### [Data excerpts]
####

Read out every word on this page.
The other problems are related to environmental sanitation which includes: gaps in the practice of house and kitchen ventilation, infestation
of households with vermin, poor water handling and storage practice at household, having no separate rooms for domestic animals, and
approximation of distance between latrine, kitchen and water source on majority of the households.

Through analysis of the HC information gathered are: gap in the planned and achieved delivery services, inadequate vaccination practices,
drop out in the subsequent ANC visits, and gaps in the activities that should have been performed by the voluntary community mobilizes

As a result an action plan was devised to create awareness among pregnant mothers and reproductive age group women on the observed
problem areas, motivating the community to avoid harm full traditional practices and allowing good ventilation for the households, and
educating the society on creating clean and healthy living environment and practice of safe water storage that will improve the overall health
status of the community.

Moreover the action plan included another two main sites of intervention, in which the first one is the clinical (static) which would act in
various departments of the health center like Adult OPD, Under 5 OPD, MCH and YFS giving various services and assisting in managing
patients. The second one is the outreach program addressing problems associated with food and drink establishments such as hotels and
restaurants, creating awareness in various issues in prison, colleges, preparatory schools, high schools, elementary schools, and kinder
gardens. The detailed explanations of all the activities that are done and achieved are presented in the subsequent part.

####

### [Work item]
Copy the entries word for word.

### [Response for this exercise]
Read out every word on this page.
The other problems are related to environmental sanitation which includes: gaps in the practice of house and kitchen ventilation, infestation
of households with vermin, poor water handling and storage practice at household, having no separate rooms for domestic animals, and
approximation of distance between latrine, kitchen and water source on majority of the households.

Through analysis of the HC information gathered are: gap in the planned and achieved delivery services, inadequate vaccination practices,
drop out in the subsequent ANC visits, and gaps in the activities that should have been performed by the voluntary community mobilizes

As a result an action plan was devised to create awareness among pregnant mothers and reproductive age group women on the observed
problem areas, motivating the community to avoid harm full traditional practices and allowing good ventilation for the households, and
educating the society on creating clean and healthy living environment and practice of safe water storage that will improve the overall health
status of the community.

Moreover the action plan included another two main sites of intervention, in which the first one is the clinical (static) which would act in
various departments of the health center like Adult OPD, Under 5 OPD, MCH and YFS giving various services and assisting in managing
patients. The second one is the outreach program addressing problems associated with food and drink establishments such as hotels and
restaurants, creating awareness in various issues in prison, colleges, preparatory schools, high schools, elementary schools, and kinder
gardens. The detailed explanations of all the activities that are done and achieved are presented in the subsequent part.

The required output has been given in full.